— Start DATA ENTRIES —

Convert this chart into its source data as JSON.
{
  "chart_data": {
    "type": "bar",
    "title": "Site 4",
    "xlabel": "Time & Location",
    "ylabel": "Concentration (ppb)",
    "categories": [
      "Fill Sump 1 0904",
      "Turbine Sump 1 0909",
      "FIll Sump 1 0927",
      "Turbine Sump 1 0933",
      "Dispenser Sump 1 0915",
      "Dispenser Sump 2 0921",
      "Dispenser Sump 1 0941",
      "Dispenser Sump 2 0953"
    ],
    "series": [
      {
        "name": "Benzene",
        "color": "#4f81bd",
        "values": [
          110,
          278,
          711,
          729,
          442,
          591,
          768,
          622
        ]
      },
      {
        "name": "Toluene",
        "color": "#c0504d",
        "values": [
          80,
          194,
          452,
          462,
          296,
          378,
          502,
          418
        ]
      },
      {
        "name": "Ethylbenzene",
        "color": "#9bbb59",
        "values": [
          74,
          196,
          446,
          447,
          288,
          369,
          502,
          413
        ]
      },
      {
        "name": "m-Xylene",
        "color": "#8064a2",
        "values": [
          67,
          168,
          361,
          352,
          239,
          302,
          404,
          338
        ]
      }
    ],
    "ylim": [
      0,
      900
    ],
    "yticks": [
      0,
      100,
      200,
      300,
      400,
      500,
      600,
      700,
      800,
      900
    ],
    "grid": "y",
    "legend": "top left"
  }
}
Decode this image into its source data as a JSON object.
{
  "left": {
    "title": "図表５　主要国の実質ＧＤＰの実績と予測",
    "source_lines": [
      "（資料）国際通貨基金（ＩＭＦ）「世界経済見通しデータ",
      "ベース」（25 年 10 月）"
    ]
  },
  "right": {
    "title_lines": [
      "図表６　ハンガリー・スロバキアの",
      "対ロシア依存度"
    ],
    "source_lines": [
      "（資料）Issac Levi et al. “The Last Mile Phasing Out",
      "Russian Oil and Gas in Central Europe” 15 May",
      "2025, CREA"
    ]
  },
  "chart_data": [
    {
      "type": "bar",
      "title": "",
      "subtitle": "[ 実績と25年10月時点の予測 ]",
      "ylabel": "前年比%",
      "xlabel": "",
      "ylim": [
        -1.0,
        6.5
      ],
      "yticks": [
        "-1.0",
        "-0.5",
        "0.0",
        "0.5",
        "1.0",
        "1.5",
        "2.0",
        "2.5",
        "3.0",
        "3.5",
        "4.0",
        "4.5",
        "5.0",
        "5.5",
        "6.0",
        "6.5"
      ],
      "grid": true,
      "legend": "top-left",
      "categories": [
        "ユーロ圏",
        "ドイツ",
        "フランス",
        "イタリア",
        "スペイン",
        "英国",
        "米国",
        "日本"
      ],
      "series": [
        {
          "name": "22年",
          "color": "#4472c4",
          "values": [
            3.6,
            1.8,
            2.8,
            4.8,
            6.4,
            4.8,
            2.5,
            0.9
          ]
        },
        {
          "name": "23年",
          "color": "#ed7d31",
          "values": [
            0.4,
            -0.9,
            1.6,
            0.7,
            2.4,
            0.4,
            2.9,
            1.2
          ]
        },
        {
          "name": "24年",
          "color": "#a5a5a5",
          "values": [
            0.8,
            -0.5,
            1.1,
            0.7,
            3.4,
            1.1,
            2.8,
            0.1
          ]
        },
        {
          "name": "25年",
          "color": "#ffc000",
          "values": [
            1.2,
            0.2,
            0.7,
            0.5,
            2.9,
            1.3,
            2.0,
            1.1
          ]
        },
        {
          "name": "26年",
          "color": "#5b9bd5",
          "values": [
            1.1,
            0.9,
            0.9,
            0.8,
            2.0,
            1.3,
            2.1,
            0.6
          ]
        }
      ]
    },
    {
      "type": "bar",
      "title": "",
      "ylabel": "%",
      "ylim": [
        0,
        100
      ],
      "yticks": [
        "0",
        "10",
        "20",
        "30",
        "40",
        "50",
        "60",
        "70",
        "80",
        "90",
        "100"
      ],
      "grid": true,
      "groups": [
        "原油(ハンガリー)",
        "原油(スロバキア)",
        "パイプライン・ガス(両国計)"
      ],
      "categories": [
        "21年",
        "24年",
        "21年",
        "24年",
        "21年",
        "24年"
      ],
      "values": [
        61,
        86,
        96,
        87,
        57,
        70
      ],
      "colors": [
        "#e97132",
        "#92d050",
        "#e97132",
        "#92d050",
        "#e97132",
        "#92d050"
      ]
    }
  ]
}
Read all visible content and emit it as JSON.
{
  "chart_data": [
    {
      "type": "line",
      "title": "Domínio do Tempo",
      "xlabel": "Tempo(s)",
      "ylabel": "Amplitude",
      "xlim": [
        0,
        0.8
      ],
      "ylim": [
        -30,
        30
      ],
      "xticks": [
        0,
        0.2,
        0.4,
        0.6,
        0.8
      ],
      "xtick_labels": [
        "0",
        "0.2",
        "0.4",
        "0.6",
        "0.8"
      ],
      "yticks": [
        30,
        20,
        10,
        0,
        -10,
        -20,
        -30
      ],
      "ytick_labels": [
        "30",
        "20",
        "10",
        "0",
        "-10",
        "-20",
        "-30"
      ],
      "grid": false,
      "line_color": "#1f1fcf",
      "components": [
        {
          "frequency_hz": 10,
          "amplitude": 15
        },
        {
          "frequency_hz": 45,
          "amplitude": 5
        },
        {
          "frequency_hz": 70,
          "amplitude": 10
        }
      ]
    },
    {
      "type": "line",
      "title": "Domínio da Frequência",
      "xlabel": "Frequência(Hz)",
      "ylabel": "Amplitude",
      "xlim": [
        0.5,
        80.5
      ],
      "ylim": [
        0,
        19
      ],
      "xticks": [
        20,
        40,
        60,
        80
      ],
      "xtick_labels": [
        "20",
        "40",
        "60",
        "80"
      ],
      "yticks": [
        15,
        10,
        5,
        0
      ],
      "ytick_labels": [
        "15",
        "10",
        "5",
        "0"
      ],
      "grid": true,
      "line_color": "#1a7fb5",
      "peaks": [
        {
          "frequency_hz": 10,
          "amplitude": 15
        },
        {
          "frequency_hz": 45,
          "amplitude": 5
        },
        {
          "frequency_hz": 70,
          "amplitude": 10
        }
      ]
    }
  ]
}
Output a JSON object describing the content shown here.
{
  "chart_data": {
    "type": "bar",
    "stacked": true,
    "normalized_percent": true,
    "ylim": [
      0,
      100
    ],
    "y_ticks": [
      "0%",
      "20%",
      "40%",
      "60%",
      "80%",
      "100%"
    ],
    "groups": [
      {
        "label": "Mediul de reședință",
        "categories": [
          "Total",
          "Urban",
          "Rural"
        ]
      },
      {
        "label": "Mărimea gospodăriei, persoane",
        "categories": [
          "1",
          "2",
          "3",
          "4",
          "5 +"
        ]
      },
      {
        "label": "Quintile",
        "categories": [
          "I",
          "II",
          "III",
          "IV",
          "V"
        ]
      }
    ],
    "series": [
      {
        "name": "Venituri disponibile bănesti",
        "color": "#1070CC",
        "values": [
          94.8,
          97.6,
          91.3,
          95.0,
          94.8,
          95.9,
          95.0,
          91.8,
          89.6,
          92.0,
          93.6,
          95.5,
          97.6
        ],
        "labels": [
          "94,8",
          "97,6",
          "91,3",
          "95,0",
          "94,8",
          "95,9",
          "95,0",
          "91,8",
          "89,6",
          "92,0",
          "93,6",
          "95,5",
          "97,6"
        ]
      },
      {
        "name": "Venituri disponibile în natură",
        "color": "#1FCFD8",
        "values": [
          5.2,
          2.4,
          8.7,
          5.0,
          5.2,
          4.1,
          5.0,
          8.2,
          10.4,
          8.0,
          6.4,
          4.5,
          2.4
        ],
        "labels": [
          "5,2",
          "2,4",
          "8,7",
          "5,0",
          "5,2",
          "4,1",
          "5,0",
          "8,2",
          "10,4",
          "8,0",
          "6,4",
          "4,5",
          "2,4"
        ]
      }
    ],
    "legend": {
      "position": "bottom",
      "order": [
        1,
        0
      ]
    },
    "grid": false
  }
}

— End DATA ENTRIES —

▶ [JOB]: Give the count of lines in the records that contain "Frequência", and no other text.

▶ [RESULT BELOW]: 2